O Supremo Tribunal Federal (STF) decidiu, na segunda-feira (24), derrubar a política de cotas que reserva 80% das vagas oferecidas pela Universidade do Estado do Amazonas (UEA) a estudantes que concluíram os três anos do ensino médio no estado. Por unanimidade de votos, os ministros concordaram que o percentual é excessivo, mas não há maioria formada quanto à tese.
A reserva de vagas da UEA está amparada pela Lei Ordinária nº 2.894, de 31 de maio de 2004, que dispõe sobre as vagas oferecidas em concursos vestibulares pela universidade. A lei ainda sofreu uma alteração em 2016 para ser acrescentada uma cota de 5% das vagas para Pessoas com Deficiência (PcDs).
A universidade recorreu ao STF argumentando que a instituição é mantida exclusivamente com recursos estaduais, diferentemente da situação das universidades federais, cujos impostos pagos em âmbito nacional “credenciam brasileiros de todas as regiões a frequentá-las”.
Argumenta, ainda, que a política de cotas está baseada no princípio da equidade, pois acredita que não é razoável que estudantes do Amazonas, um estado pobre e periférico, concorram igualmente com alunos de outras cidades mais desenvolvidas do país.
Ao jornal ACrítica, a UEA enviou a seguinte nota:
”A Universidade do Estado do Amazonas (UEA) informa que vai cumprir a decisão do Supremo Tribunal Federal (STF). Em paralelo, a Procuradoria Geral do Estado (PGE) irá estudar o caso.
A UEA reforça que o sistema de cotas foi, durante os últimos anos, instrumento fundamental para o ingresso de alunos da rede pública do Amazonas na universidade pública, bem como alunos oriundos de municípios, democratizando o ensino superior no estado e atendendo a necessidades específicas em virtude das características peculiares do Amazonas.”

════════════════════

- **Tarefas**:
a - Conte as linhas da listagem que contêm a palavra "annotation". Responda apenas com o número.
b - Dê continuidade ao trecho sobre as cotas da UEA a partir da última frase apresentada.
O trecho sobre as cotas da UEA não tem nenhuma relação com a listagem.

════════════════════

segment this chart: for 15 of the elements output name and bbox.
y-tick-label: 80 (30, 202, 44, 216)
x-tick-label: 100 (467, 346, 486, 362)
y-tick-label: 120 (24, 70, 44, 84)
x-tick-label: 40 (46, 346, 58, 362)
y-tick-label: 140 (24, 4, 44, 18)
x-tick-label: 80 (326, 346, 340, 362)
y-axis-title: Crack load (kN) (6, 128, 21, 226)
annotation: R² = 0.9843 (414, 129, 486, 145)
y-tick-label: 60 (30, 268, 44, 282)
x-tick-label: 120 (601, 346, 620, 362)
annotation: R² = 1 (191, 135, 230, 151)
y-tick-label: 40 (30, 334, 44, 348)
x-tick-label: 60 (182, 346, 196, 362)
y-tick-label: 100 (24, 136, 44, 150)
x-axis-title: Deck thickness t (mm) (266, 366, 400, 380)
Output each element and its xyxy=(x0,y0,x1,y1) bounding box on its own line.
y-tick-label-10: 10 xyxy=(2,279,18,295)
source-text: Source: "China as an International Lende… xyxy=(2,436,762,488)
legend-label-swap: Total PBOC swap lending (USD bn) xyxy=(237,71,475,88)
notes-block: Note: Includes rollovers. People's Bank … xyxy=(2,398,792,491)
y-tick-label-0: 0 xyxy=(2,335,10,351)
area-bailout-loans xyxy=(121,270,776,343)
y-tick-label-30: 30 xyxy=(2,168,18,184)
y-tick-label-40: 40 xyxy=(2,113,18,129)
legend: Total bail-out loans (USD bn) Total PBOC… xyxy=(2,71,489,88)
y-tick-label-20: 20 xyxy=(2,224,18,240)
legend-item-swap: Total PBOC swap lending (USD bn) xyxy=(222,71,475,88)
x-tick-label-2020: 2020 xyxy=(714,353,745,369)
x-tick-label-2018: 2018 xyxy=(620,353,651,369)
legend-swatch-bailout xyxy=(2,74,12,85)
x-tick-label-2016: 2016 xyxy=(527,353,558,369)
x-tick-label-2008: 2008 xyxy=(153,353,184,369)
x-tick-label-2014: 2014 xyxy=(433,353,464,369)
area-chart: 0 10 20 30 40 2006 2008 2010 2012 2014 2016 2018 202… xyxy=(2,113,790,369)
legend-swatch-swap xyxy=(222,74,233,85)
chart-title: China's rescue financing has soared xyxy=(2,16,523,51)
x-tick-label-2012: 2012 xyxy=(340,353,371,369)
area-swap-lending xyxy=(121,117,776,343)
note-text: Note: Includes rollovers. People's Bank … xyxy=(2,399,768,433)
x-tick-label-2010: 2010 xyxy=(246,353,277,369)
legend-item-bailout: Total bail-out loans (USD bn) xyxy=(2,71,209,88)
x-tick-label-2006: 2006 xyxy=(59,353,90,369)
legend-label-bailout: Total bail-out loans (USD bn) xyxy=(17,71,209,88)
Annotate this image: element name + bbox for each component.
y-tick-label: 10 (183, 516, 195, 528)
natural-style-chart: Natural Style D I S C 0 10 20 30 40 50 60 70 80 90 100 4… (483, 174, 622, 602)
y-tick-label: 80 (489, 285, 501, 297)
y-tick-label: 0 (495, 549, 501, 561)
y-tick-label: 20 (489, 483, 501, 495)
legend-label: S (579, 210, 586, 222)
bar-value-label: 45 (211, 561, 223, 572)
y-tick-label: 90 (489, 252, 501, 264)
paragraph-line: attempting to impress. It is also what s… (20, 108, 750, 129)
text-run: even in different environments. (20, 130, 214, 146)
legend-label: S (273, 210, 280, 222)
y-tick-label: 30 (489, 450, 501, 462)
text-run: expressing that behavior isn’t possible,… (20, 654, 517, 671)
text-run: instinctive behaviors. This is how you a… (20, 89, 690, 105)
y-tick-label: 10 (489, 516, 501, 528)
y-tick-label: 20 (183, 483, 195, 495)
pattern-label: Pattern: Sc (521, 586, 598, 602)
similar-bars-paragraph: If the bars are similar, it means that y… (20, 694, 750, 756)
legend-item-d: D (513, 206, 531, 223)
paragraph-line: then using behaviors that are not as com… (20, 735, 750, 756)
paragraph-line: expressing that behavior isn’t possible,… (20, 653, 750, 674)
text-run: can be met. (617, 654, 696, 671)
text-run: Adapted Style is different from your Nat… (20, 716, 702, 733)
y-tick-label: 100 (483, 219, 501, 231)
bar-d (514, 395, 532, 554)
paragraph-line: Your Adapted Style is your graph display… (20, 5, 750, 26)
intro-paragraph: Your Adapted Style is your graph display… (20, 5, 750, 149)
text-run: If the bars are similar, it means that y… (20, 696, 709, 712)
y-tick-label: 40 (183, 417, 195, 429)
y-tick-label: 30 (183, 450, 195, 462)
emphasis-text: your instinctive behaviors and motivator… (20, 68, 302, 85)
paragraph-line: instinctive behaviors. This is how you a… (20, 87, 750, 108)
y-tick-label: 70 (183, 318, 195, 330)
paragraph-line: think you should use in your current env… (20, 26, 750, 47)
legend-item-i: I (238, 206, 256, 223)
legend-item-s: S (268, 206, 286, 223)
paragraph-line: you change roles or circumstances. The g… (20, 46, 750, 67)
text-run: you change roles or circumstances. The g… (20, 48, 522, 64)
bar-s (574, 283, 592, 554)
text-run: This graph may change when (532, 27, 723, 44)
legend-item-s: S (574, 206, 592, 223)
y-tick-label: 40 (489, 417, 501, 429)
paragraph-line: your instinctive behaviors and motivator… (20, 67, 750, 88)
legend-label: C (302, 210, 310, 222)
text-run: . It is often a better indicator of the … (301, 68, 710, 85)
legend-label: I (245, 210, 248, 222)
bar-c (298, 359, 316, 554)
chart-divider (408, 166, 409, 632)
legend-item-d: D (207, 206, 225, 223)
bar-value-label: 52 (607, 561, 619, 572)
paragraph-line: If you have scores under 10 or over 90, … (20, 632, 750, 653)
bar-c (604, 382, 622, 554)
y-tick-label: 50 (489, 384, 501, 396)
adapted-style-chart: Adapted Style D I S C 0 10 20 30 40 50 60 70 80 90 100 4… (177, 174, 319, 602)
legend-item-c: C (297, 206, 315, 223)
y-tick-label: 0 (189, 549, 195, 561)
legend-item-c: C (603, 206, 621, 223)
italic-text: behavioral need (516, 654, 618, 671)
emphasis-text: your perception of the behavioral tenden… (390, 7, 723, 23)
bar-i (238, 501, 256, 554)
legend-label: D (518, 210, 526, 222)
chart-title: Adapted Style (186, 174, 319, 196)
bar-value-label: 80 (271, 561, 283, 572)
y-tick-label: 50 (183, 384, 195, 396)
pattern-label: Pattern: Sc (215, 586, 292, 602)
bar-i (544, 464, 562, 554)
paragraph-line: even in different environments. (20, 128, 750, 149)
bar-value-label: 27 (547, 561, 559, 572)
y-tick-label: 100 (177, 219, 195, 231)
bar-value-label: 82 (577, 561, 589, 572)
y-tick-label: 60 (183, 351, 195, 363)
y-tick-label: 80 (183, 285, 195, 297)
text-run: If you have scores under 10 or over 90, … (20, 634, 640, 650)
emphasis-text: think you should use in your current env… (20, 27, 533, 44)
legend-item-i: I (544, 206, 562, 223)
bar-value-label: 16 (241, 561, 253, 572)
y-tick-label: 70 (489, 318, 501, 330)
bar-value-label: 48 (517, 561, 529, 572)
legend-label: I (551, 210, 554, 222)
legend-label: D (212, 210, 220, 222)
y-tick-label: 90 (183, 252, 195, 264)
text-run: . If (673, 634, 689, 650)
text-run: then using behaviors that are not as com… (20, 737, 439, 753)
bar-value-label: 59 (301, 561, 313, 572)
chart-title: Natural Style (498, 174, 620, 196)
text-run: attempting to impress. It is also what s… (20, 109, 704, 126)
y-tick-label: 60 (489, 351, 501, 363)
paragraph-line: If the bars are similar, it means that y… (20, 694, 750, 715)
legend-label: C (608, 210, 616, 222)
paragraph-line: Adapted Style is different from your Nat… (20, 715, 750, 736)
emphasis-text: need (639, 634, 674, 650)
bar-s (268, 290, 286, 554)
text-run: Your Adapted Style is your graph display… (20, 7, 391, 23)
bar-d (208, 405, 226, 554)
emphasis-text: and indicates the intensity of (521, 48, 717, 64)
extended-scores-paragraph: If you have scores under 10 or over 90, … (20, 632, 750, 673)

════════════════════

- **Respostas**:
a - 2

b -
TJAM
O sistema de cotas entrou em destaque quando o Tribunal de Justiça do Estado do Amazonas (TJAM), em 2010, reconheceu o direito de um vestibulando a se matricular no curso de engenharia da UEA mesmo não tendo cursado todo o ensino médio no estado, apenas o terceiro ano.
O Tribunal, na decisão, apontou a inconstitucionalidade de dispositivos da lei estadual com base no artigo 206, inciso I, da Constituição Federal, que dispõe sobre a igualdade de condições para o acesso e permanência na escola.
Recurso Extraordinário
O sistema de cotas é discutido pelo STF por meio do recurso extraordinário 614873, em que se “discute a constitucionalidade, ou não, de lei amazonense que reserva 80% das vagas em vestibular da UEA para egressos de escolas de ensino médio situadas na respectiva unidade federativa”.
No ano de 2020, o relator do Recurso Extraordinário, o então ministro Marco Aurélio, hoje aposentado, optou por dar parcial provimento ao recurso para fixar, em, no máximo, 50%, a reserva de vagas aos estudantes do Amazonas.
Porém, o ministro Alexandre de Moraes divergiu do relatório apontado por Marco Aurélio. Moraes argumentou que a decisão de Marco Aurélio era “inconstitucional, por ferimento ao artigo 19, III, da Constituição Federal, a reserva de vagas em universidades públicas estaduais que exija dos candidatos terem cursado o ensino médio integralmente no respectivo ente federativo”.
O ministro Luís Roberto Barroso pediu, então, vistas dos autos. Levando à última decisão, de segunda-feira, de inconstitucionalidade do sistema de cotas. Hoje, há três soluções diferentes para a política de cotas, dos ministros Luís Roberto Barroso, Alexandre de Moraes e o ministro aposentado Marco Aurélio. Portanto, como não foi atingido o quórum de maioria absoluta (seis votos), é preciso aguardar a proclamação do resultado final em plenário para a decisão final.
As decisões dos ministros
Luís Roberto Barroso considera que a reserva de 80% das vagas de universidade pública estadual a estudantes locais é inconstitucional porque é discriminatória. O seu voto foi seguido por 4 ministros: Dias Toffoli, Cármen Lúcia, Luiz Fux e Nunes Marques.
Para o ministro, “é bem verdade que o Amazonas é menos desenvolvido do que outros Estados da federação e que seus residentes eventualmente não tiveram acesso à mesma educação que pessoas provenientes de outros lugares do país”, mas “esse não é um critério legítimo para justificar a ação afirmativa e a flexibilização do princípio de igualdade de acesso ao ensino superior”.
O ministro Alexandre de Moraes reconheceu ser inconstitucional a reserva de vagas em universidades públicas estaduais que exija que os candidatos tenham cursado o ensino médio integralmente no estado, sem especificar um percentual. Seu voto foi acompanhado pelos ministros Edson Fachin, Rosa Weber e Gilmar Mendes.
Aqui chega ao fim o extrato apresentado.